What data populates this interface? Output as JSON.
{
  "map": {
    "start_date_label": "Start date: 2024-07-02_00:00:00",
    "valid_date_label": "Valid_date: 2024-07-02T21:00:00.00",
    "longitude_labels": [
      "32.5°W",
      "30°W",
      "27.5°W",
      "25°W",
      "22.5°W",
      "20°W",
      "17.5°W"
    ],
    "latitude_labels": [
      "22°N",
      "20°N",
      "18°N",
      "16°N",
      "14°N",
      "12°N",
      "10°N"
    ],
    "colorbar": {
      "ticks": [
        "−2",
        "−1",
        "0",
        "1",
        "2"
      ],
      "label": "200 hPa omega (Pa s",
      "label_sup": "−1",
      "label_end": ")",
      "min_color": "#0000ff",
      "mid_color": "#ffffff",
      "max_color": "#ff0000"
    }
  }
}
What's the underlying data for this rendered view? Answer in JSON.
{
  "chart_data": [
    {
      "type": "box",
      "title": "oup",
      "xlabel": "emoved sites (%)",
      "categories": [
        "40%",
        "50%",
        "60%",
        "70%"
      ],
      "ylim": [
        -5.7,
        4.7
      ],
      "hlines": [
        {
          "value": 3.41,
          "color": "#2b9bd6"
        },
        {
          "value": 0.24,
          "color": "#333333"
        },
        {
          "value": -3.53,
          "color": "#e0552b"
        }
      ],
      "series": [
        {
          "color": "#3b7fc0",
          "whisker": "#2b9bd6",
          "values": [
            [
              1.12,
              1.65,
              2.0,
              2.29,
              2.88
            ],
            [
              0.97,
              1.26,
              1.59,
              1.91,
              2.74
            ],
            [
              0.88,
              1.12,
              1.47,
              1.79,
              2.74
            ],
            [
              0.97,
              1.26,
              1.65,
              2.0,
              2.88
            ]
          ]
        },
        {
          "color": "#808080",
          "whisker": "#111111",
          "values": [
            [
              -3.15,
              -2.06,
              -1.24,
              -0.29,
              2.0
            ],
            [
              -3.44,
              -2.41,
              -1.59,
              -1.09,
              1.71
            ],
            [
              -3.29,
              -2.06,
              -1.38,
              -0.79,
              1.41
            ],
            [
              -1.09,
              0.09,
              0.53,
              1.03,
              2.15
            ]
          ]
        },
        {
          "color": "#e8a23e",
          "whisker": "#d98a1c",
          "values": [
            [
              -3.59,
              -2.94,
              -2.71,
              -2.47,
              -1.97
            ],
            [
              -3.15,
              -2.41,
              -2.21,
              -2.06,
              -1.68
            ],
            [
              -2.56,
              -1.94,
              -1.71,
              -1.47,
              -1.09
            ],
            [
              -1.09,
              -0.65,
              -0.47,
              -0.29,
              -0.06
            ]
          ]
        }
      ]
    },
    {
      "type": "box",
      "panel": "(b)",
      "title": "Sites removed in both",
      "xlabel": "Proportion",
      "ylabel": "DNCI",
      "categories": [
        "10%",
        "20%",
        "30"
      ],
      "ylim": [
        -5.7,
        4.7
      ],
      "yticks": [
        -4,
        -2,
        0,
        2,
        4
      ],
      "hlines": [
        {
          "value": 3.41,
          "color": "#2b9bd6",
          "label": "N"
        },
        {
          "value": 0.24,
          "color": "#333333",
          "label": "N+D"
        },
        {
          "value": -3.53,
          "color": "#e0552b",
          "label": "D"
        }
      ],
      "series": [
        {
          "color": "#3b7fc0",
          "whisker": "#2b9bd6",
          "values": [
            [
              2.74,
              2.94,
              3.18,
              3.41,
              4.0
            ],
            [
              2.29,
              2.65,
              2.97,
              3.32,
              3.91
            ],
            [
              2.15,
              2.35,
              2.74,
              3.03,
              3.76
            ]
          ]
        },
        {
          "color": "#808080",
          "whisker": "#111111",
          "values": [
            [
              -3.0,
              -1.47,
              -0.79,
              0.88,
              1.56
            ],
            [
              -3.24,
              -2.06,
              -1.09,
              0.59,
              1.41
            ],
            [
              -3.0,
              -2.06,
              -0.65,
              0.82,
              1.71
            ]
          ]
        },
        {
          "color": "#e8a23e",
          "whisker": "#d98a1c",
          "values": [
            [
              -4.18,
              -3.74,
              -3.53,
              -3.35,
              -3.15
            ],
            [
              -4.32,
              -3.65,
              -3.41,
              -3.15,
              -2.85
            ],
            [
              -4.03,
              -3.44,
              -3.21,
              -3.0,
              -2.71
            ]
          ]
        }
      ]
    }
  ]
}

Brief: Go through the material above line by line and copy it exactly.

Response to the task:
What data populates this interface? Output as JSON.
{
  "map": {
    "start_date_label": "Start date: 2024-07-02_00:00:00",
    "valid_date_label": "Valid_date: 2024-07-02T21:00:00.00",
    "longitude_labels": [
      "32.5°W",
      "30°W",
      "27.5°W",
      "25°W",
      "22.5°W",
      "20°W",
      "17.5°W"
    ],
    "latitude_labels": [
      "22°N",
      "20°N",
      "18°N",
      "16°N",
      "14°N",
      "12°N",
      "10°N"
    ],
    "colorbar": {
      "ticks": [
        "−2",
        "−1",
        "0",
        "1",
        "2"
      ],
      "label": "200 hPa omega (Pa s",
      "label_sup": "−1",
      "label_end": ")",
      "min_color": "#0000ff",
      "mid_color": "#ffffff",
      "max_color": "#ff0000"
    }
  }
}
What's the underlying data for this rendered view? Answer in JSON.
{
  "chart_data": [
    {
      "type": "box",
      "title": "oup",
      "xlabel": "emoved sites (%)",
      "categories": [
        "40%",
        "50%",
        "60%",
        "70%"
      ],
      "ylim": [
        -5.7,
        4.7
      ],
      "hlines": [
        {
          "value": 3.41,
          "color": "#2b9bd6"
        },
        {
          "value": 0.24,
          "color": "#333333"
        },
        {
          "value": -3.53,
          "color": "#e0552b"
        }
      ],
      "series": [
        {
          "color": "#3b7fc0",
          "whisker": "#2b9bd6",
          "values": [
            [
              1.12,
              1.65,
              2.0,
              2.29,
              2.88
            ],
            [
              0.97,
              1.26,
              1.59,
              1.91,
              2.74
            ],
            [
              0.88,
              1.12,
              1.47,
              1.79,
              2.74
            ],
            [
              0.97,
              1.26,
              1.65,
              2.0,
              2.88
            ]
          ]
        },
        {
          "color": "#808080",
          "whisker": "#111111",
          "values": [
            [
              -3.15,
              -2.06,
              -1.24,
              -0.29,
              2.0
            ],
            [
              -3.44,
              -2.41,
              -1.59,
              -1.09,
              1.71
            ],
            [
              -3.29,
              -2.06,
              -1.38,
              -0.79,
              1.41
            ],
            [
              -1.09,
              0.09,
              0.53,
              1.03,
              2.15
            ]
          ]
        },
        {
          "color": "#e8a23e",
          "whisker": "#d98a1c",
          "values": [
            [
              -3.59,
              -2.94,
              -2.71,
              -2.47,
              -1.97
            ],
            [
              -3.15,
              -2.41,
              -2.21,
              -2.06,
              -1.68
            ],
            [
              -2.56,
              -1.94,
              -1.71,
              -1.47,
              -1.09
            ],
            [
              -1.09,
              -0.65,
              -0.47,
              -0.29,
              -0.06
            ]
          ]
        }
      ]
    },
    {
      "type": "box",
      "panel": "(b)",
      "title": "Sites removed in both",
      "xlabel": "Proportion",
      "ylabel": "DNCI",
      "categories": [
        "10%",
        "20%",
        "30"
      ],
      "ylim": [
        -5.7,
        4.7
      ],
      "yticks": [
        -4,
        -2,
        0,
        2,
        4
      ],
      "hlines": [
        {
          "value": 3.41,
          "color": "#2b9bd6",
          "label": "N"
        },
        {
          "value": 0.24,
          "color": "#333333",
          "label": "N+D"
        },
        {
          "value": -3.53,
          "color": "#e0552b",
          "label": "D"
        }
      ],
      "series": [
        {
          "color": "#3b7fc0",
          "whisker": "#2b9bd6",
          "values": [
            [
              2.74,
              2.94,
              3.18,
              3.41,
              4.0
            ],
            [
              2.29,
              2.65,
              2.97,
              3.32,
              3.91
            ],
            [
              2.15,
              2.35,
              2.74,
              3.03,
              3.76
            ]
          ]
        },
        {
          "color": "#808080",
          "whisker": "#111111",
          "values": [
            [
              -3.0,
              -1.47,
              -0.79,
              0.88,
              1.56
            ],
            [
              -3.24,
              -2.06,
              -1.09,
              0.59,
              1.41
            ],
            [
              -3.0,
              -2.06,
              -0.65,
              0.82,
              1.71
            ]
          ]
        },
        {
          "color": "#e8a23e",
          "whisker": "#d98a1c",
          "values": [
            [
              -4.18,
              -3.74,
              -3.53,
              -3.35,
              -3.15
            ],
            [
              -4.32,
              -3.65,
              -3.41,
              -3.15,
              -2.85
            ],
            [
              -4.03,
              -3.44,
              -3.21,
              -3.0,
              -2.71
            ]
          ]
        }
      ]
    }
  ]
}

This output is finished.